Your copy of the material must match it exactly, except that pictures are dropped.

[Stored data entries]
+++

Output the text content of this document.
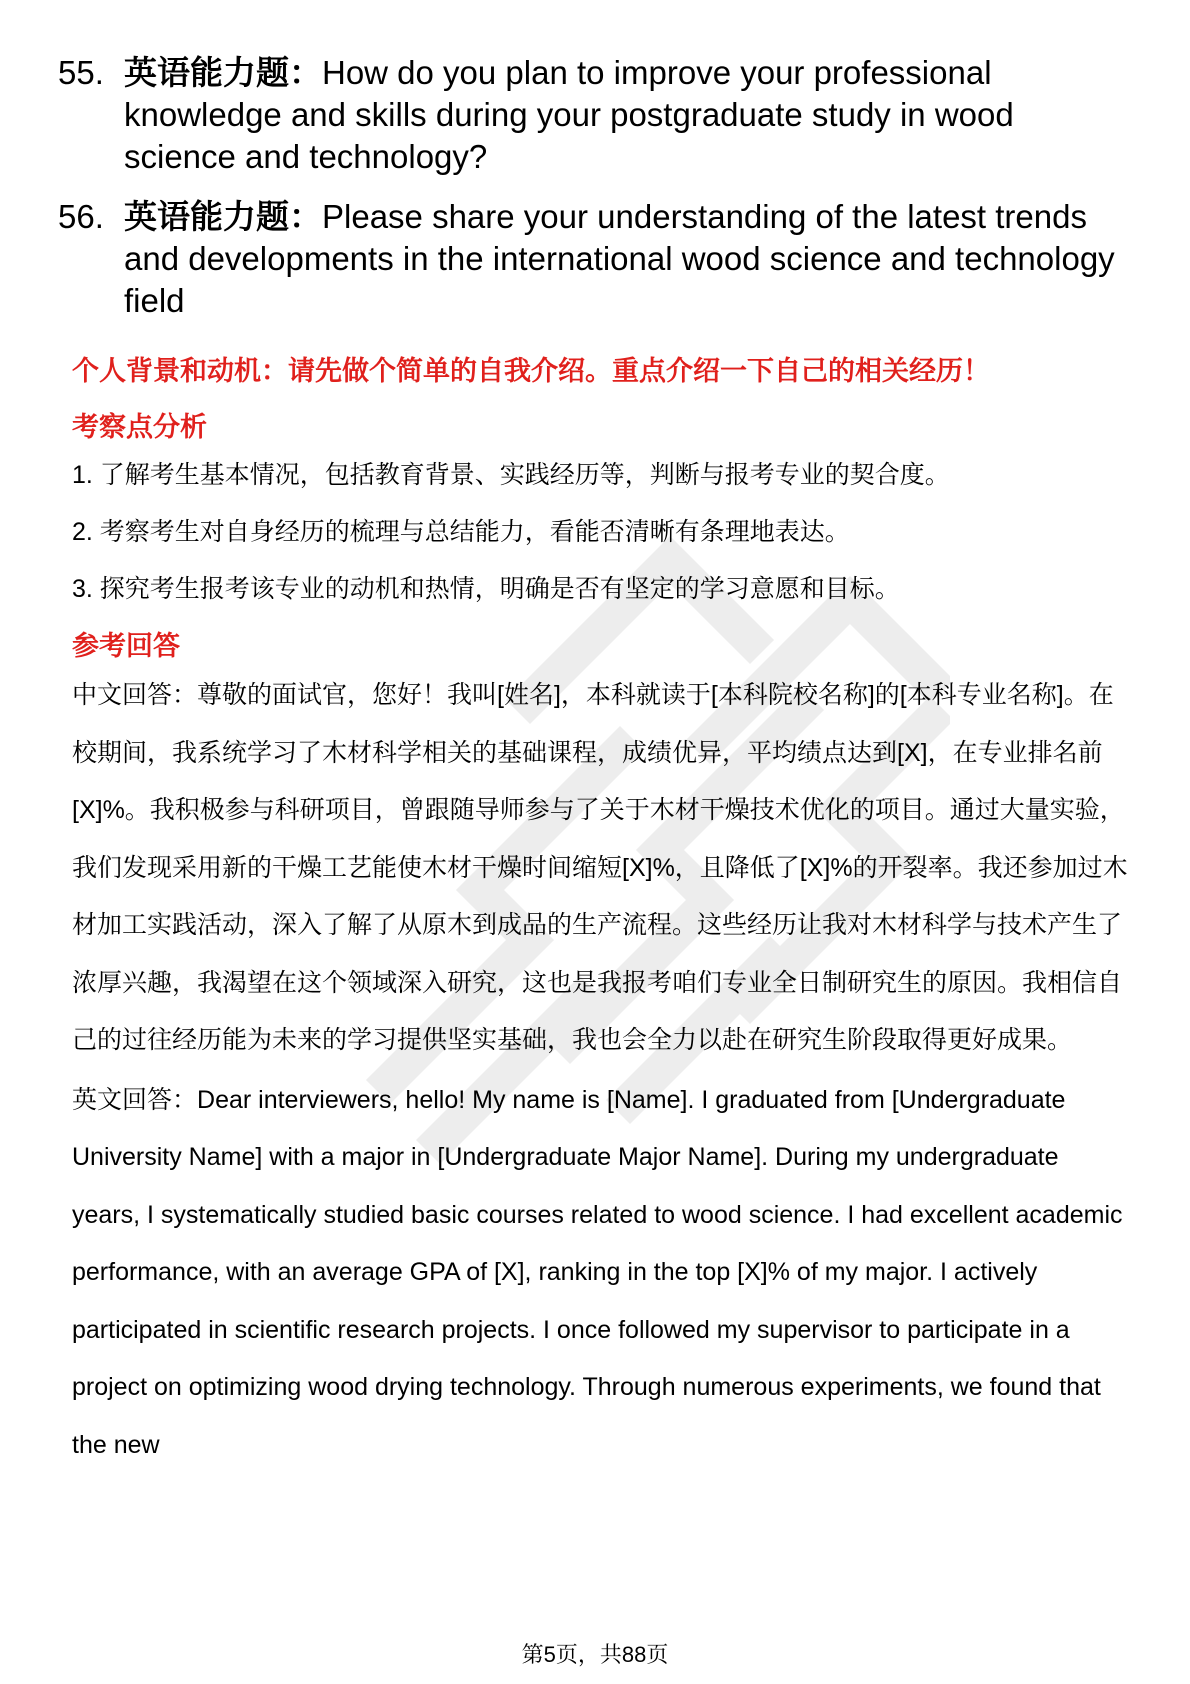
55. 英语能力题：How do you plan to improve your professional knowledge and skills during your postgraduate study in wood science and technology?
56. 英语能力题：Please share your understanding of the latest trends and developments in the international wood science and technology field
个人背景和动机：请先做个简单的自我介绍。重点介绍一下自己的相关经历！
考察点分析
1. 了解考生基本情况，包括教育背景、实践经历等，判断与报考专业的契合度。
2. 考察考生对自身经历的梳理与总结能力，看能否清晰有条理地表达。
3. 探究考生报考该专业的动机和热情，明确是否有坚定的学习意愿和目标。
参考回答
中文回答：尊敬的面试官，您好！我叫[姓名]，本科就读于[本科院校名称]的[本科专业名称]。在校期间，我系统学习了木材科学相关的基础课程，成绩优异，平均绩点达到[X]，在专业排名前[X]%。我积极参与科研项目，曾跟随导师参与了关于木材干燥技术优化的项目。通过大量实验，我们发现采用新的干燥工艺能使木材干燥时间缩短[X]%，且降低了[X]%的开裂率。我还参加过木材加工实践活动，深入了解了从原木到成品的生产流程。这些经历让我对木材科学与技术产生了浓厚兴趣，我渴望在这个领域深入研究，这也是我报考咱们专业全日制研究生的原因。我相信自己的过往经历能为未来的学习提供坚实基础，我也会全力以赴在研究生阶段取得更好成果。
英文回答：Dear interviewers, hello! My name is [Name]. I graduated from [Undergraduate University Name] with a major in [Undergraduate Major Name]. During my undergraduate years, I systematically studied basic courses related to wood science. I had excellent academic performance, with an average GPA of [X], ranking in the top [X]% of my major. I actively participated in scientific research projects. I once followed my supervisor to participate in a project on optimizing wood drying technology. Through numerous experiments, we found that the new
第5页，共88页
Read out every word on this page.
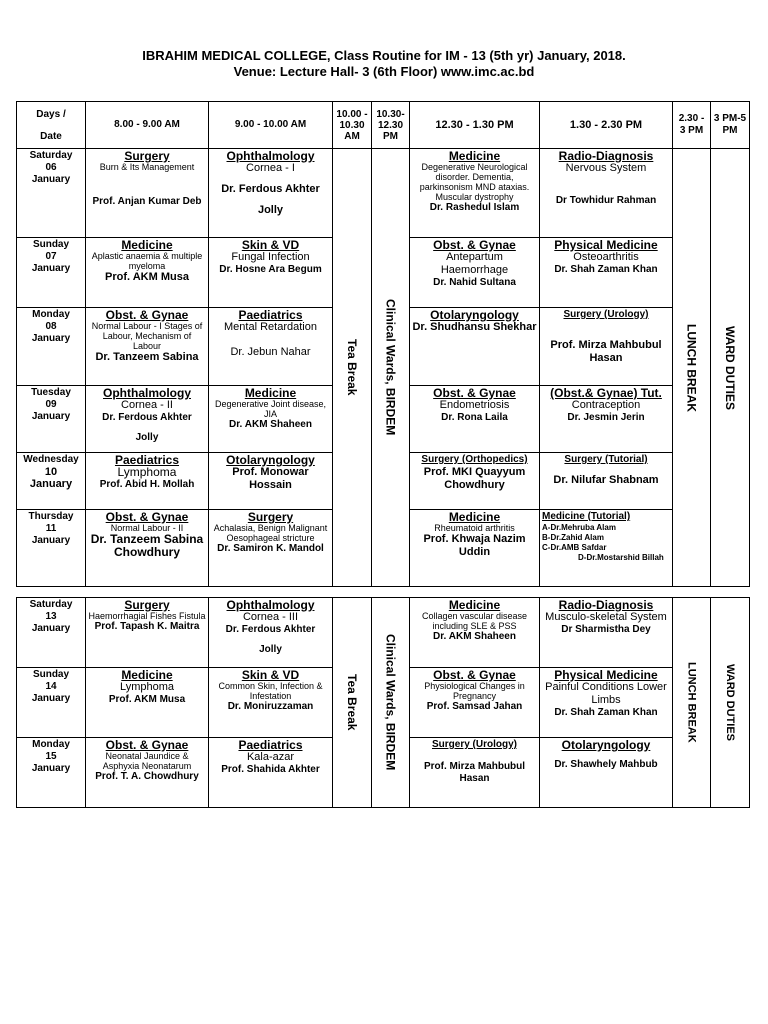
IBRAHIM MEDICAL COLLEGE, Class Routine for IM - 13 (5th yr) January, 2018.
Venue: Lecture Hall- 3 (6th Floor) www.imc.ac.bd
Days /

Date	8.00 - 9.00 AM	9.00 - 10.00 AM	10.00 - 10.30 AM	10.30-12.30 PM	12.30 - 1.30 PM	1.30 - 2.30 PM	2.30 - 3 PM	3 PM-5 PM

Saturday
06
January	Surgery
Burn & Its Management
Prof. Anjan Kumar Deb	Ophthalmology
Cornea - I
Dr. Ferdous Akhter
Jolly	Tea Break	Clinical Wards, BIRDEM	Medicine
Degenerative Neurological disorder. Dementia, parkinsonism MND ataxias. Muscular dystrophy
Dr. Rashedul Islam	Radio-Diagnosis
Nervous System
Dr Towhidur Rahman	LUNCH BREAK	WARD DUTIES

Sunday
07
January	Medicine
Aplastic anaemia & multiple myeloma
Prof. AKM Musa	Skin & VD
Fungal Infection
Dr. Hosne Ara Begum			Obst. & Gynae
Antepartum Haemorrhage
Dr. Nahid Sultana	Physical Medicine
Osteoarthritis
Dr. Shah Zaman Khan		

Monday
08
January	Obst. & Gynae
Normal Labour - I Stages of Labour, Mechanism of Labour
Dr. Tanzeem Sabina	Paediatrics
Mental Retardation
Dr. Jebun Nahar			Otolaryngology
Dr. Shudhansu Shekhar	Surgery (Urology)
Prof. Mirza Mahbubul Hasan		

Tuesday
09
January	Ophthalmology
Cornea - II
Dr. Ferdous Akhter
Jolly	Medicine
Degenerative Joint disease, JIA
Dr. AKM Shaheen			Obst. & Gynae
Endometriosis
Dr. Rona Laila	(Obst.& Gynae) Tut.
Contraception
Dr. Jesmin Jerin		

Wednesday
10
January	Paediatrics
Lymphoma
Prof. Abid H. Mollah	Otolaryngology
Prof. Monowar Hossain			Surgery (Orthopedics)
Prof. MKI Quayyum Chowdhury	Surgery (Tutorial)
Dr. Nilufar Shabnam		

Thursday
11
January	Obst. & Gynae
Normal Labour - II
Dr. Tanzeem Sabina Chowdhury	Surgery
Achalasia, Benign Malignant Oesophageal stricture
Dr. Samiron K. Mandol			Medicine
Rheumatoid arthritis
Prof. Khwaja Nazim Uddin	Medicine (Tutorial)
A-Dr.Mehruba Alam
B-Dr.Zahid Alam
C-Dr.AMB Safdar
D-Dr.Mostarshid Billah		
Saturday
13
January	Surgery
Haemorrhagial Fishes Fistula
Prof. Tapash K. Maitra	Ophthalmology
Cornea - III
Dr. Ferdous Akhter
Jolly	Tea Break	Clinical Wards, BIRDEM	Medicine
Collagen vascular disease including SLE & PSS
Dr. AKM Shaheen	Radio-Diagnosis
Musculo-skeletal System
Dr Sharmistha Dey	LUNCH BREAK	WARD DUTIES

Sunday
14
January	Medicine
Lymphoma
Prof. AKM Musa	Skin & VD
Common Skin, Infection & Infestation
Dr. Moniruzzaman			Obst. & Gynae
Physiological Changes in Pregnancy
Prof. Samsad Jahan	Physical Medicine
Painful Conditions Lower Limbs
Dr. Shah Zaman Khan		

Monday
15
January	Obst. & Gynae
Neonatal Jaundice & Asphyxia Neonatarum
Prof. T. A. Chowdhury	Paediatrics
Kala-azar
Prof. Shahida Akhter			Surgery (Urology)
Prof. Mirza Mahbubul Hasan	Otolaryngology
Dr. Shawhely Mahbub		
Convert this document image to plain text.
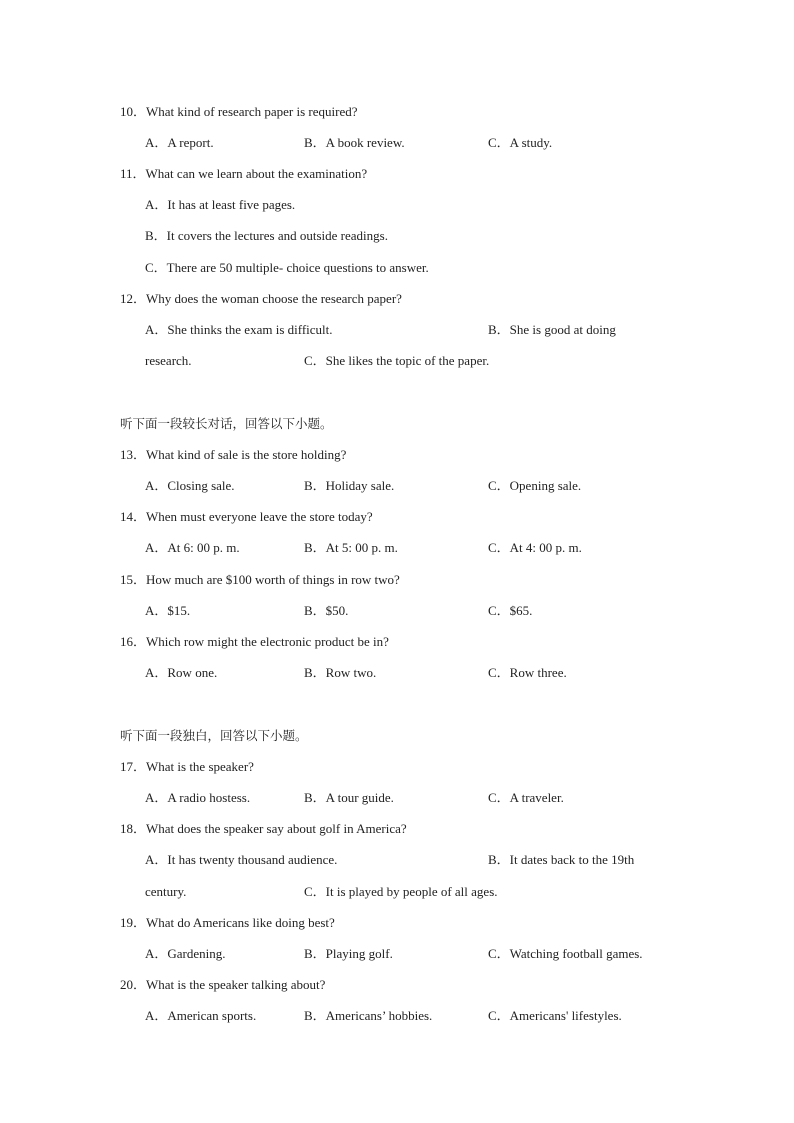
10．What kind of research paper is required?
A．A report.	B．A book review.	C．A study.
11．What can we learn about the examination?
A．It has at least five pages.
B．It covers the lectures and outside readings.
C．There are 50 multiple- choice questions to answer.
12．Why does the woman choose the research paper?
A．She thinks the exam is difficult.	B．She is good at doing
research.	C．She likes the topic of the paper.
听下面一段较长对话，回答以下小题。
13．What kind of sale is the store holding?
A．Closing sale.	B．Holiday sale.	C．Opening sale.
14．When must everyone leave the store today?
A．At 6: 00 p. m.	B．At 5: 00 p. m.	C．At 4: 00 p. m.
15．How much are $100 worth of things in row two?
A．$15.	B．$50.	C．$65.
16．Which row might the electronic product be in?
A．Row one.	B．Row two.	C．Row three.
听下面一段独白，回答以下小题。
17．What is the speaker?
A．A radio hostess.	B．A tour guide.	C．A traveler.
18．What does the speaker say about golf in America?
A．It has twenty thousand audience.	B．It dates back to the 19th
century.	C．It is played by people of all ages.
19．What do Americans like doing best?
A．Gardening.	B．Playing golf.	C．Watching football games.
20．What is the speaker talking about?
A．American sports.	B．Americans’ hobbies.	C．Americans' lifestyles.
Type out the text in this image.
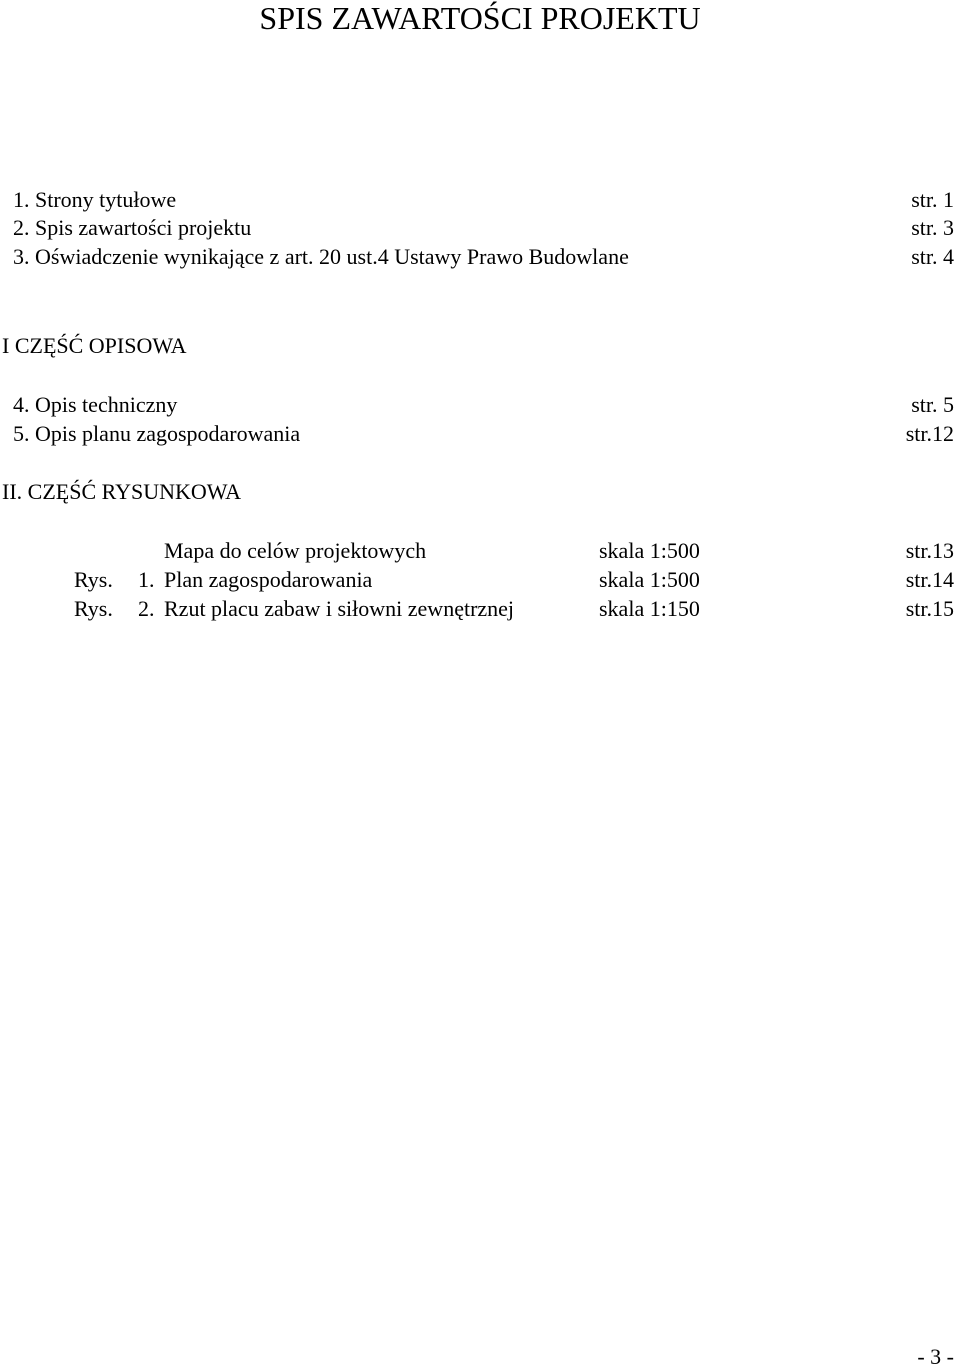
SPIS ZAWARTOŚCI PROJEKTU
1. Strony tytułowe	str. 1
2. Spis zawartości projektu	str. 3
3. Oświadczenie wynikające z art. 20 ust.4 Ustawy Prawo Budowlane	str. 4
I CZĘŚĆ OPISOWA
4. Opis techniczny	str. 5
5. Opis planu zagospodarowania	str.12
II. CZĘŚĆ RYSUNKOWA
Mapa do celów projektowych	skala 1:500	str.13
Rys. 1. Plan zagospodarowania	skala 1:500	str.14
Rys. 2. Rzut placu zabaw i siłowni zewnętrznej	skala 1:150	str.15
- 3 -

+++

### Output for this task
Output the text content of this document.
55. 英语能力题：How do you plan to improve your professional knowledge and skills during your postgraduate study in wood science and technology?
56. 英语能力题：Please share your understanding of the latest trends and developments in the international wood science and technology field
个人背景和动机：请先做个简单的自我介绍。重点介绍一下自己的相关经历！
考察点分析
1. 了解考生基本情况，包括教育背景、实践经历等，判断与报考专业的契合度。
2. 考察考生对自身经历的梳理与总结能力，看能否清晰有条理地表达。
3. 探究考生报考该专业的动机和热情，明确是否有坚定的学习意愿和目标。
参考回答
中文回答：尊敬的面试官，您好！我叫[姓名]，本科就读于[本科院校名称]的[本科专业名称]。在校期间，我系统学习了木材科学相关的基础课程，成绩优异，平均绩点达到[X]，在专业排名前[X]%。我积极参与科研项目，曾跟随导师参与了关于木材干燥技术优化的项目。通过大量实验，我们发现采用新的干燥工艺能使木材干燥时间缩短[X]%，且降低了[X]%的开裂率。我还参加过木材加工实践活动，深入了解了从原木到成品的生产流程。这些经历让我对木材科学与技术产生了浓厚兴趣，我渴望在这个领域深入研究，这也是我报考咱们专业全日制研究生的原因。我相信自己的过往经历能为未来的学习提供坚实基础，我也会全力以赴在研究生阶段取得更好成果。
英文回答：Dear interviewers, hello! My name is [Name]. I graduated from [Undergraduate University Name] with a major in [Undergraduate Major Name]. During my undergraduate years, I systematically studied basic courses related to wood science. I had excellent academic performance, with an average GPA of [X], ranking in the top [X]% of my major. I actively participated in scientific research projects. I once followed my supervisor to participate in a project on optimizing wood drying technology. Through numerous experiments, we found that the new
第5页，共88页
Read out every word on this page.
IBRAHIM MEDICAL COLLEGE, Class Routine for IM - 13 (5th yr) January, 2018.
Venue: Lecture Hall- 3 (6th Floor) www.imc.ac.bd
Days /

Date	8.00 - 9.00 AM	9.00 - 10.00 AM	10.00 - 10.30 AM	10.30-12.30 PM	12.30 - 1.30 PM	1.30 - 2.30 PM	2.30 - 3 PM	3 PM-5 PM

Saturday
06
January	Surgery
Burn & Its Management
Prof. Anjan Kumar Deb	Ophthalmology
Cornea - I
Dr. Ferdous Akhter
Jolly	Tea Break	Clinical Wards, BIRDEM	Medicine
Degenerative Neurological disorder. Dementia, parkinsonism MND ataxias. Muscular dystrophy
Dr. Rashedul Islam	Radio-Diagnosis
Nervous System
Dr Towhidur Rahman	LUNCH BREAK	WARD DUTIES

Sunday
07
January	Medicine
Aplastic anaemia & multiple myeloma
Prof. AKM Musa	Skin & VD
Fungal Infection
Dr. Hosne Ara Begum			Obst. & Gynae
Antepartum Haemorrhage
Dr. Nahid Sultana	Physical Medicine
Osteoarthritis
Dr. Shah Zaman Khan		

Monday
08
January	Obst. & Gynae
Normal Labour - I Stages of Labour, Mechanism of Labour
Dr. Tanzeem Sabina	Paediatrics
Mental Retardation
Dr. Jebun Nahar			Otolaryngology
Dr. Shudhansu Shekhar	Surgery (Urology)
Prof. Mirza Mahbubul Hasan		

Tuesday
09
January	Ophthalmology
Cornea - II
Dr. Ferdous Akhter
Jolly	Medicine
Degenerative Joint disease, JIA
Dr. AKM Shaheen			Obst. & Gynae
Endometriosis
Dr. Rona Laila	(Obst.& Gynae) Tut.
Contraception
Dr. Jesmin Jerin		

Wednesday
10
January	Paediatrics
Lymphoma
Prof. Abid H. Mollah	Otolaryngology
Prof. Monowar Hossain			Surgery (Orthopedics)
Prof. MKI Quayyum Chowdhury	Surgery (Tutorial)
Dr. Nilufar Shabnam		

Thursday
11
January	Obst. & Gynae
Normal Labour - II
Dr. Tanzeem Sabina Chowdhury	Surgery
Achalasia, Benign Malignant Oesophageal stricture
Dr. Samiron K. Mandol			Medicine
Rheumatoid arthritis
Prof. Khwaja Nazim Uddin	Medicine (Tutorial)
A-Dr.Mehruba Alam
B-Dr.Zahid Alam
C-Dr.AMB Safdar
D-Dr.Mostarshid Billah		
Saturday
13
January	Surgery
Haemorrhagial Fishes Fistula
Prof. Tapash K. Maitra	Ophthalmology
Cornea - III
Dr. Ferdous Akhter
Jolly	Tea Break	Clinical Wards, BIRDEM	Medicine
Collagen vascular disease including SLE & PSS
Dr. AKM Shaheen	Radio-Diagnosis
Musculo-skeletal System
Dr Sharmistha Dey	LUNCH BREAK	WARD DUTIES

Sunday
14
January	Medicine
Lymphoma
Prof. AKM Musa	Skin & VD
Common Skin, Infection & Infestation
Dr. Moniruzzaman			Obst. & Gynae
Physiological Changes in Pregnancy
Prof. Samsad Jahan	Physical Medicine
Painful Conditions Lower Limbs
Dr. Shah Zaman Khan		

Monday
15
January	Obst. & Gynae
Neonatal Jaundice & Asphyxia Neonatarum
Prof. T. A. Chowdhury	Paediatrics
Kala-azar
Prof. Shahida Akhter			Surgery (Urology)
Prof. Mirza Mahbubul Hasan	Otolaryngology
Dr. Shawhely Mahbub		
Convert this document image to plain text.
10．What kind of research paper is required?
A．A report.	B．A book review.	C．A study.
11．What can we learn about the examination?
A．It has at least five pages.
B．It covers the lectures and outside readings.
C．There are 50 multiple- choice questions to answer.
12．Why does the woman choose the research paper?
A．She thinks the exam is difficult.	B．She is good at doing
research.	C．She likes the topic of the paper.
听下面一段较长对话，回答以下小题。
13．What kind of sale is the store holding?
A．Closing sale.	B．Holiday sale.	C．Opening sale.
14．When must everyone leave the store today?
A．At 6: 00 p. m.	B．At 5: 00 p. m.	C．At 4: 00 p. m.
15．How much are $100 worth of things in row two?
A．$15.	B．$50.	C．$65.
16．Which row might the electronic product be in?
A．Row one.	B．Row two.	C．Row three.
听下面一段独白，回答以下小题。
17．What is the speaker?
A．A radio hostess.	B．A tour guide.	C．A traveler.
18．What does the speaker say about golf in America?
A．It has twenty thousand audience.	B．It dates back to the 19th
century.	C．It is played by people of all ages.
19．What do Americans like doing best?
A．Gardening.	B．Playing golf.	C．Watching football games.
20．What is the speaker talking about?
A．American sports.	B．Americans’ hobbies.	C．Americans' lifestyles.
Type out the text in this image.
SPIS ZAWARTOŚCI PROJEKTU
1. Strony tytułowe	str. 1
2. Spis zawartości projektu	str. 3
3. Oświadczenie wynikające z art. 20 ust.4 Ustawy Prawo Budowlane	str. 4
I CZĘŚĆ OPISOWA
4. Opis techniczny	str. 5
5. Opis planu zagospodarowania	str.12
II. CZĘŚĆ RYSUNKOWA
Mapa do celów projektowych	skala 1:500	str.13
Rys. 1. Plan zagospodarowania	skala 1:500	str.14
Rys. 2. Rzut placu zabaw i siłowni zewnętrznej	skala 1:150	str.15
- 3 -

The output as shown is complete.